● **DATASET RECORDS**
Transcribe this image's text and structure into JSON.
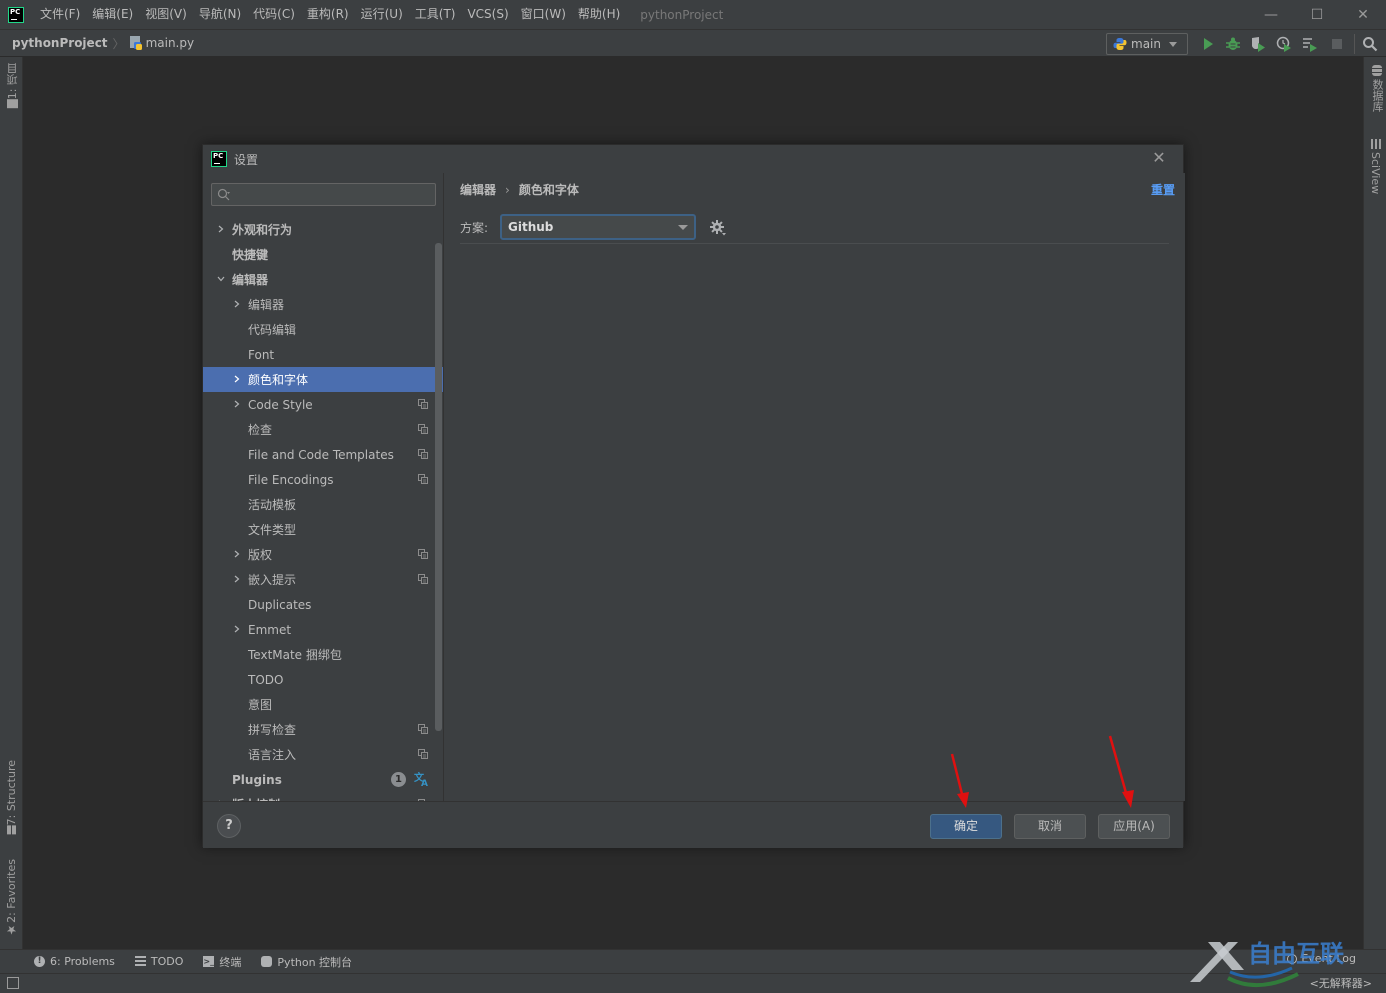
{
  "app": {
    "logo_text": "PC",
    "menu": [
      "文件(F)",
      "编辑(E)",
      "视图(V)",
      "导航(N)",
      "代码(C)",
      "重构(R)",
      "运行(U)",
      "工具(T)",
      "VCS(S)",
      "窗口(W)",
      "帮助(H)"
    ],
    "window_title": "pythonProject",
    "window_controls": {
      "minimize": "—",
      "maximize": "☐",
      "close": "✕"
    }
  },
  "navbar": {
    "project": "pythonProject",
    "file": "main.py",
    "run_config": "main"
  },
  "left_strip": {
    "top_tab": "1: 项目",
    "structure_tab": "7: Structure",
    "favorites_tab": "2: Favorites"
  },
  "right_strip": {
    "database_tab": "数据库",
    "sciview_tab": "SciView"
  },
  "bottom_bar": {
    "tabs": [
      "6: Problems",
      "TODO",
      "终端",
      "Python 控制台"
    ]
  },
  "status": {
    "event_log": "Event Log",
    "interpreter": "<无解释器>"
  },
  "dialog": {
    "logo_text": "PC",
    "title": "设置",
    "close": "✕",
    "search": {
      "value": "",
      "placeholder": ""
    },
    "tree": [
      {
        "label": "外观和行为",
        "level": 0,
        "arrow": "right",
        "bold": true,
        "copy": false
      },
      {
        "label": "快捷键",
        "level": 0,
        "arrow": "none",
        "bold": true,
        "copy": false
      },
      {
        "label": "编辑器",
        "level": 0,
        "arrow": "down",
        "bold": true,
        "copy": false
      },
      {
        "label": "编辑器",
        "level": 1,
        "arrow": "right",
        "bold": false,
        "copy": false
      },
      {
        "label": "代码编辑",
        "level": 1,
        "arrow": "none",
        "bold": false,
        "copy": false
      },
      {
        "label": "Font",
        "level": 1,
        "arrow": "none",
        "bold": false,
        "copy": false
      },
      {
        "label": "颜色和字体",
        "level": 1,
        "arrow": "right",
        "bold": false,
        "copy": false,
        "selected": true
      },
      {
        "label": "Code Style",
        "level": 1,
        "arrow": "right",
        "bold": false,
        "copy": true
      },
      {
        "label": "检查",
        "level": 1,
        "arrow": "none",
        "bold": false,
        "copy": true
      },
      {
        "label": "File and Code Templates",
        "level": 1,
        "arrow": "none",
        "bold": false,
        "copy": true
      },
      {
        "label": "File Encodings",
        "level": 1,
        "arrow": "none",
        "bold": false,
        "copy": true
      },
      {
        "label": "活动模板",
        "level": 1,
        "arrow": "none",
        "bold": false,
        "copy": false
      },
      {
        "label": "文件类型",
        "level": 1,
        "arrow": "none",
        "bold": false,
        "copy": false
      },
      {
        "label": "版权",
        "level": 1,
        "arrow": "right",
        "bold": false,
        "copy": true
      },
      {
        "label": "嵌入提示",
        "level": 1,
        "arrow": "right",
        "bold": false,
        "copy": true
      },
      {
        "label": "Duplicates",
        "level": 1,
        "arrow": "none",
        "bold": false,
        "copy": false
      },
      {
        "label": "Emmet",
        "level": 1,
        "arrow": "right",
        "bold": false,
        "copy": false
      },
      {
        "label": "TextMate 捆绑包",
        "level": 1,
        "arrow": "none",
        "bold": false,
        "copy": false
      },
      {
        "label": "TODO",
        "level": 1,
        "arrow": "none",
        "bold": false,
        "copy": false
      },
      {
        "label": "意图",
        "level": 1,
        "arrow": "none",
        "bold": false,
        "copy": false
      },
      {
        "label": "拼写检查",
        "level": 1,
        "arrow": "none",
        "bold": false,
        "copy": true
      },
      {
        "label": "语言注入",
        "level": 1,
        "arrow": "none",
        "bold": false,
        "copy": true
      },
      {
        "label": "Plugins",
        "level": 0,
        "arrow": "none",
        "bold": true,
        "copy": false,
        "badge": "1",
        "translate": true
      },
      {
        "label": "版本控制",
        "level": 0,
        "arrow": "right",
        "bold": true,
        "copy": true
      }
    ],
    "breadcrumb": [
      "编辑器",
      "颜色和字体"
    ],
    "reset_link": "重置",
    "scheme": {
      "label": "方案:",
      "value": "Github"
    },
    "buttons": {
      "help": "?",
      "ok": "确定",
      "cancel": "取消",
      "apply": "应用(A)"
    },
    "colors": {
      "selection": "#4b6eaf",
      "primary_button": "#365880",
      "link": "#589df6",
      "annotation_arrow": "#e01010"
    }
  }
}
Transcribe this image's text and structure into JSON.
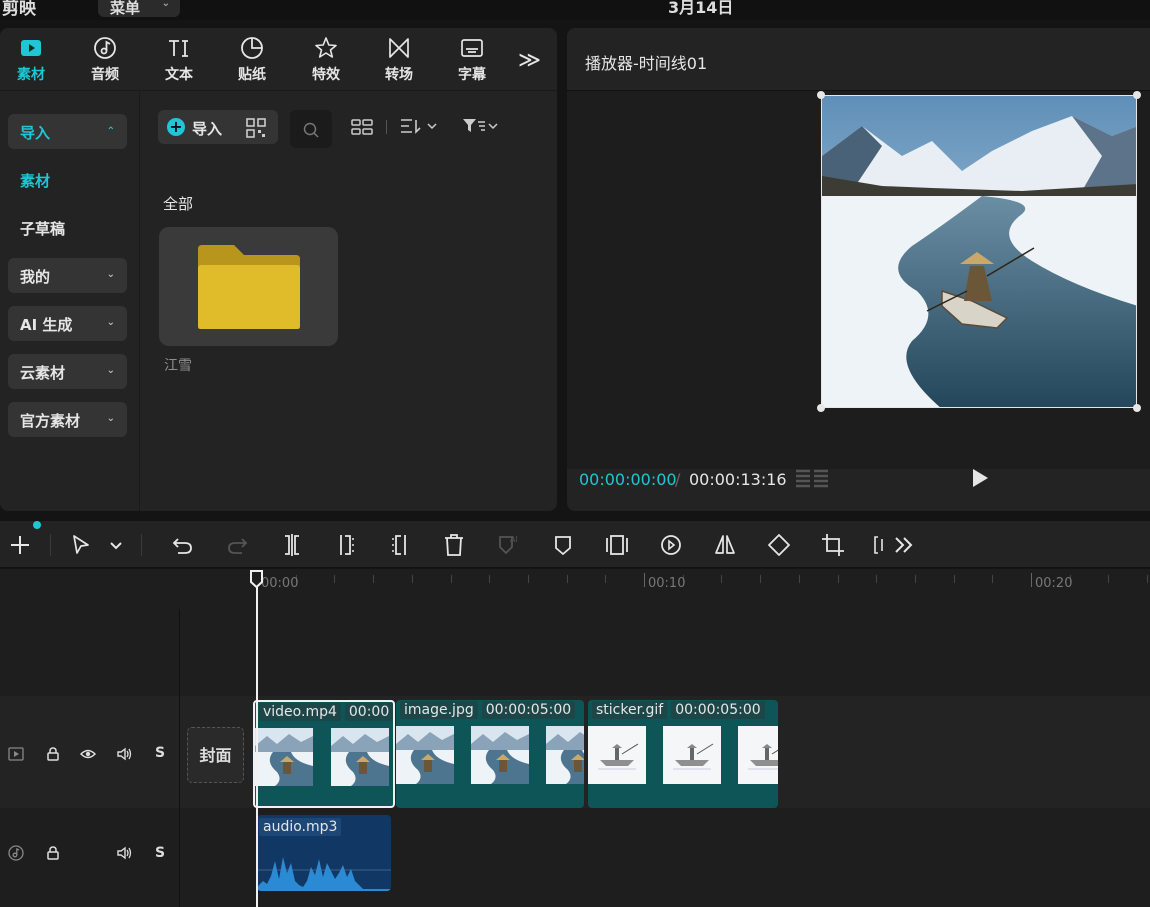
{
  "app": {
    "name": "剪映",
    "menu_label": "菜单",
    "date": "3月14日"
  },
  "tool_tabs": [
    {
      "label": "素材",
      "icon": "media-play-icon",
      "active": true
    },
    {
      "label": "音频",
      "icon": "audio-note-icon"
    },
    {
      "label": "文本",
      "icon": "text-ti-icon"
    },
    {
      "label": "贴纸",
      "icon": "sticker-icon"
    },
    {
      "label": "特效",
      "icon": "effects-star-icon"
    },
    {
      "label": "转场",
      "icon": "transition-icon"
    },
    {
      "label": "字幕",
      "icon": "subtitle-icon"
    }
  ],
  "more_tabs_glyph": "≫",
  "side_nav": [
    {
      "label": "导入",
      "boxed": true,
      "cyan": true,
      "chevron": "⌃"
    },
    {
      "label": "素材",
      "cyan": true
    },
    {
      "label": "子草稿"
    },
    {
      "label": "我的",
      "boxed": true,
      "chevron": "⌄"
    },
    {
      "label": "AI 生成",
      "boxed": true,
      "chevron": "⌄"
    },
    {
      "label": "云素材",
      "boxed": true,
      "chevron": "⌄"
    },
    {
      "label": "官方素材",
      "boxed": true,
      "chevron": "⌄"
    }
  ],
  "media": {
    "import_label": "导入",
    "section_title": "全部",
    "folder_name": "江雪",
    "folder_color": "#e0bc2a"
  },
  "player": {
    "title": "播放器-时间线01",
    "time_current": "00:00:00:00",
    "time_separator": "/",
    "time_total": "00:00:13:16"
  },
  "timeline": {
    "ruler_labels": [
      "00:00",
      "00:10",
      "00:20"
    ],
    "cover_label": "封面",
    "main_track_clips": [
      {
        "name": "video.mp4",
        "duration": "00:00"
      },
      {
        "name": "image.jpg",
        "duration": "00:00:05:00"
      },
      {
        "name": "sticker.gif",
        "duration": "00:00:05:00"
      }
    ],
    "audio_clip": {
      "name": "audio.mp3"
    },
    "track_solo_label": "S"
  },
  "colors": {
    "accent": "#1fc6d6",
    "video_clip": "#0e5558",
    "audio_clip": "#113765",
    "panel_bg": "#232323"
  }
}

● **YOUR GOAL**
Transcribe each entry precisely as given, leaving the pictures out.

● **ANSWER IN FULL**
Transcribe this image's text and structure into JSON.
{
  "app": {
    "logo_text": "PC",
    "menu": [
      "文件(F)",
      "编辑(E)",
      "视图(V)",
      "导航(N)",
      "代码(C)",
      "重构(R)",
      "运行(U)",
      "工具(T)",
      "VCS(S)",
      "窗口(W)",
      "帮助(H)"
    ],
    "window_title": "pythonProject",
    "window_controls": {
      "minimize": "—",
      "maximize": "☐",
      "close": "✕"
    }
  },
  "navbar": {
    "project": "pythonProject",
    "file": "main.py",
    "run_config": "main"
  },
  "left_strip": {
    "top_tab": "1: 项目",
    "structure_tab": "7: Structure",
    "favorites_tab": "2: Favorites"
  },
  "right_strip": {
    "database_tab": "数据库",
    "sciview_tab": "SciView"
  },
  "bottom_bar": {
    "tabs": [
      "6: Problems",
      "TODO",
      "终端",
      "Python 控制台"
    ]
  },
  "status": {
    "event_log": "Event Log",
    "interpreter": "<无解释器>"
  },
  "dialog": {
    "logo_text": "PC",
    "title": "设置",
    "close": "✕",
    "search": {
      "value": "",
      "placeholder": ""
    },
    "tree": [
      {
        "label": "外观和行为",
        "level": 0,
        "arrow": "right",
        "bold": true,
        "copy": false
      },
      {
        "label": "快捷键",
        "level": 0,
        "arrow": "none",
        "bold": true,
        "copy": false
      },
      {
        "label": "编辑器",
        "level": 0,
        "arrow": "down",
        "bold": true,
        "copy": false
      },
      {
        "label": "编辑器",
        "level": 1,
        "arrow": "right",
        "bold": false,
        "copy": false
      },
      {
        "label": "代码编辑",
        "level": 1,
        "arrow": "none",
        "bold": false,
        "copy": false
      },
      {
        "label": "Font",
        "level": 1,
        "arrow": "none",
        "bold": false,
        "copy": false
      },
      {
        "label": "颜色和字体",
        "level": 1,
        "arrow": "right",
        "bold": false,
        "copy": false,
        "selected": true
      },
      {
        "label": "Code Style",
        "level": 1,
        "arrow": "right",
        "bold": false,
        "copy": true
      },
      {
        "label": "检查",
        "level": 1,
        "arrow": "none",
        "bold": false,
        "copy": true
      },
      {
        "label": "File and Code Templates",
        "level": 1,
        "arrow": "none",
        "bold": false,
        "copy": true
      },
      {
        "label": "File Encodings",
        "level": 1,
        "arrow": "none",
        "bold": false,
        "copy": true
      },
      {
        "label": "活动模板",
        "level": 1,
        "arrow": "none",
        "bold": false,
        "copy": false
      },
      {
        "label": "文件类型",
        "level": 1,
        "arrow": "none",
        "bold": false,
        "copy": false
      },
      {
        "label": "版权",
        "level": 1,
        "arrow": "right",
        "bold": false,
        "copy": true
      },
      {
        "label": "嵌入提示",
        "level": 1,
        "arrow": "right",
        "bold": false,
        "copy": true
      },
      {
        "label": "Duplicates",
        "level": 1,
        "arrow": "none",
        "bold": false,
        "copy": false
      },
      {
        "label": "Emmet",
        "level": 1,
        "arrow": "right",
        "bold": false,
        "copy": false
      },
      {
        "label": "TextMate 捆绑包",
        "level": 1,
        "arrow": "none",
        "bold": false,
        "copy": false
      },
      {
        "label": "TODO",
        "level": 1,
        "arrow": "none",
        "bold": false,
        "copy": false
      },
      {
        "label": "意图",
        "level": 1,
        "arrow": "none",
        "bold": false,
        "copy": false
      },
      {
        "label": "拼写检查",
        "level": 1,
        "arrow": "none",
        "bold": false,
        "copy": true
      },
      {
        "label": "语言注入",
        "level": 1,
        "arrow": "none",
        "bold": false,
        "copy": true
      },
      {
        "label": "Plugins",
        "level": 0,
        "arrow": "none",
        "bold": true,
        "copy": false,
        "badge": "1",
        "translate": true
      },
      {
        "label": "版本控制",
        "level": 0,
        "arrow": "right",
        "bold": true,
        "copy": true
      }
    ],
    "breadcrumb": [
      "编辑器",
      "颜色和字体"
    ],
    "reset_link": "重置",
    "scheme": {
      "label": "方案:",
      "value": "Github"
    },
    "buttons": {
      "help": "?",
      "ok": "确定",
      "cancel": "取消",
      "apply": "应用(A)"
    },
    "colors": {
      "selection": "#4b6eaf",
      "primary_button": "#365880",
      "link": "#589df6",
      "annotation_arrow": "#e01010"
    }
  }
}
Transcribe this image's text and structure into JSON.
{
  "app": {
    "name": "剪映",
    "menu_label": "菜单",
    "date": "3月14日"
  },
  "tool_tabs": [
    {
      "label": "素材",
      "icon": "media-play-icon",
      "active": true
    },
    {
      "label": "音频",
      "icon": "audio-note-icon"
    },
    {
      "label": "文本",
      "icon": "text-ti-icon"
    },
    {
      "label": "贴纸",
      "icon": "sticker-icon"
    },
    {
      "label": "特效",
      "icon": "effects-star-icon"
    },
    {
      "label": "转场",
      "icon": "transition-icon"
    },
    {
      "label": "字幕",
      "icon": "subtitle-icon"
    }
  ],
  "more_tabs_glyph": "≫",
  "side_nav": [
    {
      "label": "导入",
      "boxed": true,
      "cyan": true,
      "chevron": "⌃"
    },
    {
      "label": "素材",
      "cyan": true
    },
    {
      "label": "子草稿"
    },
    {
      "label": "我的",
      "boxed": true,
      "chevron": "⌄"
    },
    {
      "label": "AI 生成",
      "boxed": true,
      "chevron": "⌄"
    },
    {
      "label": "云素材",
      "boxed": true,
      "chevron": "⌄"
    },
    {
      "label": "官方素材",
      "boxed": true,
      "chevron": "⌄"
    }
  ],
  "media": {
    "import_label": "导入",
    "section_title": "全部",
    "folder_name": "江雪",
    "folder_color": "#e0bc2a"
  },
  "player": {
    "title": "播放器-时间线01",
    "time_current": "00:00:00:00",
    "time_separator": "/",
    "time_total": "00:00:13:16"
  },
  "timeline": {
    "ruler_labels": [
      "00:00",
      "00:10",
      "00:20"
    ],
    "cover_label": "封面",
    "main_track_clips": [
      {
        "name": "video.mp4",
        "duration": "00:00"
      },
      {
        "name": "image.jpg",
        "duration": "00:00:05:00"
      },
      {
        "name": "sticker.gif",
        "duration": "00:00:05:00"
      }
    ],
    "audio_clip": {
      "name": "audio.mp3"
    },
    "track_solo_label": "S"
  },
  "colors": {
    "accent": "#1fc6d6",
    "video_clip": "#0e5558",
    "audio_clip": "#113765",
    "panel_bg": "#232323"
  }
}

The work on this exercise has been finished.